**** Data records ****

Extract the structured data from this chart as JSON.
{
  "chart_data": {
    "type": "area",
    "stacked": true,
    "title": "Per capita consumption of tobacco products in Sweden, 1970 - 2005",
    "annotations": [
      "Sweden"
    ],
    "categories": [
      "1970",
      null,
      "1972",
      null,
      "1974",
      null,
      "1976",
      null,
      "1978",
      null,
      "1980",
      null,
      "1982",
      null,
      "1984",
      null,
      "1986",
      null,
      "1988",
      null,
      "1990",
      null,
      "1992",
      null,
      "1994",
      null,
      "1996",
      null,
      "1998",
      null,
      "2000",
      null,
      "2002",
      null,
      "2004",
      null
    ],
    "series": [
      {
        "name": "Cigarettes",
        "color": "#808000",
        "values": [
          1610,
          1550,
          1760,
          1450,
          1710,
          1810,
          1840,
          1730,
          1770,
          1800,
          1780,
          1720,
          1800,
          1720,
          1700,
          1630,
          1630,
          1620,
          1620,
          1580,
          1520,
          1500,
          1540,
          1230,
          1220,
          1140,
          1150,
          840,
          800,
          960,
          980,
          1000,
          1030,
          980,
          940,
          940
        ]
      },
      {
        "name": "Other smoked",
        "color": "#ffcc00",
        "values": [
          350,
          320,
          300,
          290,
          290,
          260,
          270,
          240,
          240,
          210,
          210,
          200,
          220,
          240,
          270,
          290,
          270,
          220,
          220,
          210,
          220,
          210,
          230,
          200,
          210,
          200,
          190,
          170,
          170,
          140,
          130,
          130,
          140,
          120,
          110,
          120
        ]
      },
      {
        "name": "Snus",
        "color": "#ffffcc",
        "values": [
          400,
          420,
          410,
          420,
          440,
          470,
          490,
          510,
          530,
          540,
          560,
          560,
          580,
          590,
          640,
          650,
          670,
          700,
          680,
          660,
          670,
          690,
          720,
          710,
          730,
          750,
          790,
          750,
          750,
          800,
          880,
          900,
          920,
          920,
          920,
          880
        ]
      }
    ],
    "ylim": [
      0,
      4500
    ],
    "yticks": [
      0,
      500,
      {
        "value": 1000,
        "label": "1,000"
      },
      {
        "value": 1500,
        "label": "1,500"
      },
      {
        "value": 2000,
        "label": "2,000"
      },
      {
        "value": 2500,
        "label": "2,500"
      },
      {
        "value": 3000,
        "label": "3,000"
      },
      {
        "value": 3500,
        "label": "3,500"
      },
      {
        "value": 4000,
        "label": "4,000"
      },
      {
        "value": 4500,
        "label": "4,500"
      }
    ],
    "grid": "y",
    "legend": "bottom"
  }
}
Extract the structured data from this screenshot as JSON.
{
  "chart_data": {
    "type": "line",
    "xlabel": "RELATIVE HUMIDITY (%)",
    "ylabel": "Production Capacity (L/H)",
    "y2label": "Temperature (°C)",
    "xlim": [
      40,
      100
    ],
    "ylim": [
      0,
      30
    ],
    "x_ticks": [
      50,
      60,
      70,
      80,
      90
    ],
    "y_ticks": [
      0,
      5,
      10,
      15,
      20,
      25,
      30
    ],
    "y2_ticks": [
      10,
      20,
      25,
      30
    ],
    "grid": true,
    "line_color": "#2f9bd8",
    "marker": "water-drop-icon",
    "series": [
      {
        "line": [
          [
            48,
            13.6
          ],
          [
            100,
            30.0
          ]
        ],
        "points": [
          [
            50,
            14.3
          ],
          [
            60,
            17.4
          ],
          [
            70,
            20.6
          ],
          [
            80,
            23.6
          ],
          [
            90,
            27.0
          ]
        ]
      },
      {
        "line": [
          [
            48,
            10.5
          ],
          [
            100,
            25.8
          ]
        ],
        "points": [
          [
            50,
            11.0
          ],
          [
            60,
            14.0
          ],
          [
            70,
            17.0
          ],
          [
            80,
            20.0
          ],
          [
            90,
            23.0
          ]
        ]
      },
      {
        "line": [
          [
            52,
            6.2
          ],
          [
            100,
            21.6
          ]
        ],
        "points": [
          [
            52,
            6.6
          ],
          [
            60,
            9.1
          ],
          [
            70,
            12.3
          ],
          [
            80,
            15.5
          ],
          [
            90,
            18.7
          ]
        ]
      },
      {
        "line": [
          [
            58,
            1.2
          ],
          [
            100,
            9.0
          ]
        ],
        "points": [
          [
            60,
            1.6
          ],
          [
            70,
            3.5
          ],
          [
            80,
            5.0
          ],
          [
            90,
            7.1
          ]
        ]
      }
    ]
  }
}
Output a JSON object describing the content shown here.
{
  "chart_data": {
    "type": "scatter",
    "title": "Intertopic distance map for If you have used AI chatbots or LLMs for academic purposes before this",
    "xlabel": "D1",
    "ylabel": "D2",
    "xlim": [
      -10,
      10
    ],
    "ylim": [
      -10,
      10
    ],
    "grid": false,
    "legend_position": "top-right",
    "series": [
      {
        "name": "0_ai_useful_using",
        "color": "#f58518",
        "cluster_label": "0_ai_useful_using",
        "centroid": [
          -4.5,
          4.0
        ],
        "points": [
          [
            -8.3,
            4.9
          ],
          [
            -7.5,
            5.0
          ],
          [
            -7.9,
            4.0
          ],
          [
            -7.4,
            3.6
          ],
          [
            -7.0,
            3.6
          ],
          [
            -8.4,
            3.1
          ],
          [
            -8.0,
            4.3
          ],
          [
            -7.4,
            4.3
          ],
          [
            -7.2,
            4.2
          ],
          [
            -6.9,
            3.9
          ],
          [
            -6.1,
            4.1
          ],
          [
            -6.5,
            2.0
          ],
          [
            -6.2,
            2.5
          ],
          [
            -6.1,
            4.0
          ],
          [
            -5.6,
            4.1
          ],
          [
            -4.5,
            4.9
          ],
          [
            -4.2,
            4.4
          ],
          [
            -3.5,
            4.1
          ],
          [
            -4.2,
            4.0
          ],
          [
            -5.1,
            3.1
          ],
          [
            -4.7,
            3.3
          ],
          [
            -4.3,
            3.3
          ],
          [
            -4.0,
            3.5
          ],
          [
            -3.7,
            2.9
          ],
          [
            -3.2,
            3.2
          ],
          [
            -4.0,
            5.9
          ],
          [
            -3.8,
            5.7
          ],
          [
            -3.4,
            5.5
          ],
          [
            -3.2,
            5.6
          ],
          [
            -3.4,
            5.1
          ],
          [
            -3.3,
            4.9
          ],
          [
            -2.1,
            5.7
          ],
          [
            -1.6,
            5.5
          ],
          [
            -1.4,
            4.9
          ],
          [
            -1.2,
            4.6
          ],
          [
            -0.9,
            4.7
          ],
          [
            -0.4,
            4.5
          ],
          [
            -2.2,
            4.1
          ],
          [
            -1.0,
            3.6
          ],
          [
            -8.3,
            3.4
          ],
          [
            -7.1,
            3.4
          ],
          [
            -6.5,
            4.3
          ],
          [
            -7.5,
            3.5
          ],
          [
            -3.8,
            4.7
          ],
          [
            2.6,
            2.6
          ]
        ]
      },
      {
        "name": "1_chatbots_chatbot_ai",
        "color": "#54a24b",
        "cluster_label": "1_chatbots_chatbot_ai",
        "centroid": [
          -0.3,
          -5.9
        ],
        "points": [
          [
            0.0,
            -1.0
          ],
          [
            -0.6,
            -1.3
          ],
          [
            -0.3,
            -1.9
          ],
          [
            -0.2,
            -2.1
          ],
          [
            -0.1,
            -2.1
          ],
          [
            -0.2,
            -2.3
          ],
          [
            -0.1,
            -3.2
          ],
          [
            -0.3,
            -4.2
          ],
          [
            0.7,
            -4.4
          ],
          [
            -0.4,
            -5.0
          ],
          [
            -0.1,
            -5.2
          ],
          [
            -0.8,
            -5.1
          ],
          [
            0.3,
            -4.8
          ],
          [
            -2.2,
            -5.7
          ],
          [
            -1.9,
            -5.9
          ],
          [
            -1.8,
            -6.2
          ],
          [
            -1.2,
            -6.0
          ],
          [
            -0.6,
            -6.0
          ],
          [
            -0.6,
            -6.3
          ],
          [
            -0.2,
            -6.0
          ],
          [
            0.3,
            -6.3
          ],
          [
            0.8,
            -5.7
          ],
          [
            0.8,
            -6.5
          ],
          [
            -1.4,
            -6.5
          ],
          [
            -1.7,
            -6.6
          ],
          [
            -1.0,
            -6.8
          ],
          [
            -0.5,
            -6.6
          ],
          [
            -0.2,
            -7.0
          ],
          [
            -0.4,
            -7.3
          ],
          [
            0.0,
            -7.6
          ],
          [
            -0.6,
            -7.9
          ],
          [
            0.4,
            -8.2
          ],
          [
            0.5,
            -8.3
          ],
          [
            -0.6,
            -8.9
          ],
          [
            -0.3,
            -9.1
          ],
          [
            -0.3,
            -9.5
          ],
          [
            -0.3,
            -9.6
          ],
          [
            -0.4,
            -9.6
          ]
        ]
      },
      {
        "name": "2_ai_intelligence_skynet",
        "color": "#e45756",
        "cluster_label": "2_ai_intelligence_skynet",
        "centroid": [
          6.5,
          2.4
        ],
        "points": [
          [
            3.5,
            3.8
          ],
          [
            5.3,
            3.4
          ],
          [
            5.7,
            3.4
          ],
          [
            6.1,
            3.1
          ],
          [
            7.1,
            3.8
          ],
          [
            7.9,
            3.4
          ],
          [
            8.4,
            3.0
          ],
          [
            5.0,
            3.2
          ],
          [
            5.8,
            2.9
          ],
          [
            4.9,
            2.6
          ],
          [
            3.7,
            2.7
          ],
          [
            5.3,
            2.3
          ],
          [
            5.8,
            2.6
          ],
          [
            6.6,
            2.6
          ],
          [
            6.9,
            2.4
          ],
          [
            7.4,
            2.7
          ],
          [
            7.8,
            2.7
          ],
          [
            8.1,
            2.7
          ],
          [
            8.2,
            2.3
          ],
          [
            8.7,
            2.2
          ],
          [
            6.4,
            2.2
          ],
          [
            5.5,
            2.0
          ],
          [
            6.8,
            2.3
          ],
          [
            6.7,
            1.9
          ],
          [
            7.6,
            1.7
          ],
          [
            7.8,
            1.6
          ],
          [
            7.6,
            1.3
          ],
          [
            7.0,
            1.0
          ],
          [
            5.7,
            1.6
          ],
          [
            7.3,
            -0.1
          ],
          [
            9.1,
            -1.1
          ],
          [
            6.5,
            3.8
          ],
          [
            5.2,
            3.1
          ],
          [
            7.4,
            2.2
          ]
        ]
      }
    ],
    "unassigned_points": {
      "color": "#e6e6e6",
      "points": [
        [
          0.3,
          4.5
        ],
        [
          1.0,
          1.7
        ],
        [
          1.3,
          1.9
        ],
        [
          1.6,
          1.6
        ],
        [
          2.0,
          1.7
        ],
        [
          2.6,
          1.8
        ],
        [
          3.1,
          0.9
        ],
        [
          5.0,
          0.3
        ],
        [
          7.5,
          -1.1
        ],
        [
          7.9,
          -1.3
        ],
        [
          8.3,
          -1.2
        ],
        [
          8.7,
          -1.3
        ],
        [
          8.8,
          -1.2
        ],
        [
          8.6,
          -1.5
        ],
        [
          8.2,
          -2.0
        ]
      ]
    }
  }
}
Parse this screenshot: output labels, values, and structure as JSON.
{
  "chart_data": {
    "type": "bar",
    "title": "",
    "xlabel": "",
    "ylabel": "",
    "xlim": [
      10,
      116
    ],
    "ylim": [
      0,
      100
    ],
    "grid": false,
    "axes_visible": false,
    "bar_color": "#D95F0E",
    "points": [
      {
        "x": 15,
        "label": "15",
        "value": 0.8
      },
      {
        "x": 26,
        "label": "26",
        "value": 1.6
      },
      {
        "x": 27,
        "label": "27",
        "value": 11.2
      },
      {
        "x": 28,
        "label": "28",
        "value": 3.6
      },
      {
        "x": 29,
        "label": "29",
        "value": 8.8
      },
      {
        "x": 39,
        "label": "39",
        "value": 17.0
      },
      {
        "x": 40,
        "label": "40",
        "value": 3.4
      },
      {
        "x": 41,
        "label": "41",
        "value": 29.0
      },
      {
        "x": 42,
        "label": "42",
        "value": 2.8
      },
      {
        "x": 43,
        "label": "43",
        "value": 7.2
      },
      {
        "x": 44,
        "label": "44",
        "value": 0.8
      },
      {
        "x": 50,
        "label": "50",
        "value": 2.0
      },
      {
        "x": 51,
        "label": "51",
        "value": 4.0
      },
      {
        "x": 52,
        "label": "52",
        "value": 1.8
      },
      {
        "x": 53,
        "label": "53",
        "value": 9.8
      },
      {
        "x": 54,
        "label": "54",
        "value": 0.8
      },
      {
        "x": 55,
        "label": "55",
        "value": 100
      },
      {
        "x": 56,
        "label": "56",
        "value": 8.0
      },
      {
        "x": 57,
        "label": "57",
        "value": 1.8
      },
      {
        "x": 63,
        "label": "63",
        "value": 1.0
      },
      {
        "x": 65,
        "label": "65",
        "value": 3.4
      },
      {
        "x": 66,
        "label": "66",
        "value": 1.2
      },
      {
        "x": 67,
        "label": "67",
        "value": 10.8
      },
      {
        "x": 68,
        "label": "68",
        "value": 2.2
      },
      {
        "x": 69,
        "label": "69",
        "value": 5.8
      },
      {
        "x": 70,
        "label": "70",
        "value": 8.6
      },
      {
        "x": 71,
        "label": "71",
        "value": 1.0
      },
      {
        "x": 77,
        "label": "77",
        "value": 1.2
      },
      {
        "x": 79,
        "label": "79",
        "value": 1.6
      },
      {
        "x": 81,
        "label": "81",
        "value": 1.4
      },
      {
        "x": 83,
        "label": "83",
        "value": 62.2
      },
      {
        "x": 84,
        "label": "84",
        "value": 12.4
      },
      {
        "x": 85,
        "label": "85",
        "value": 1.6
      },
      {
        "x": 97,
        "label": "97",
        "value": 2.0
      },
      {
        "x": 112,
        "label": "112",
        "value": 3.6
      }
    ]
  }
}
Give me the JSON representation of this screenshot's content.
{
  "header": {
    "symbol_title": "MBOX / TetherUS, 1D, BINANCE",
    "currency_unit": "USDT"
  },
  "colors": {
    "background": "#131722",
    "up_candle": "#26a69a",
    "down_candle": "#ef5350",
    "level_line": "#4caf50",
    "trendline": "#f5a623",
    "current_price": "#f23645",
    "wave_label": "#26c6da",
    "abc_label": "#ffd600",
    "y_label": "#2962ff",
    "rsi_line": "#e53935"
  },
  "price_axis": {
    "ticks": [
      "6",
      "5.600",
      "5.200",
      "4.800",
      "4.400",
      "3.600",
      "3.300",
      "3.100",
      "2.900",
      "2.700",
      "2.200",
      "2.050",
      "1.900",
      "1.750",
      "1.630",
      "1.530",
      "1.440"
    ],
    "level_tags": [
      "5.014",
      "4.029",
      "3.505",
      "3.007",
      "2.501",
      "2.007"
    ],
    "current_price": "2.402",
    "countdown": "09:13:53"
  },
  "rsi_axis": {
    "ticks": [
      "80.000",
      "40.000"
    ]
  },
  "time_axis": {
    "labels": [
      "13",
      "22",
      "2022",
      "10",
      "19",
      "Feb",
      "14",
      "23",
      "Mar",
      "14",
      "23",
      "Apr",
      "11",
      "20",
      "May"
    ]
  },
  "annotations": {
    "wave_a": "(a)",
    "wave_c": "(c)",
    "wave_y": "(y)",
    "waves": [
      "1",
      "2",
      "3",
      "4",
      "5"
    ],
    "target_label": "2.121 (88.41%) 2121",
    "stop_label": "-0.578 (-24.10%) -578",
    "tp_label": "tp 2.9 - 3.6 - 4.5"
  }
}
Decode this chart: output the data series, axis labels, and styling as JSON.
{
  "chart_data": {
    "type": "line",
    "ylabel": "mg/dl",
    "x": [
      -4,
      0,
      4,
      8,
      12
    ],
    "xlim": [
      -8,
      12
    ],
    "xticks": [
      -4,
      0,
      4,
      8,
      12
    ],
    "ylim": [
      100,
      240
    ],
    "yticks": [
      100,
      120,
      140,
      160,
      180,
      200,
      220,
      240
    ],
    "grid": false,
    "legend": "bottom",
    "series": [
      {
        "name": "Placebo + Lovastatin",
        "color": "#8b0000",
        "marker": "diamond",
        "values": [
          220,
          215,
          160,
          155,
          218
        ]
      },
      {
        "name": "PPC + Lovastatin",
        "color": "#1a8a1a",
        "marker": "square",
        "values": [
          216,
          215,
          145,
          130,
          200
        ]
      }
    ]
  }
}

****

## Exercise task
Working from the entries above, return all lines that contain "Sweden".

## Solution to this problem
    "title": "Per capita consumption of tobacco products in Sweden, 1970 - 2005",
      "Sweden"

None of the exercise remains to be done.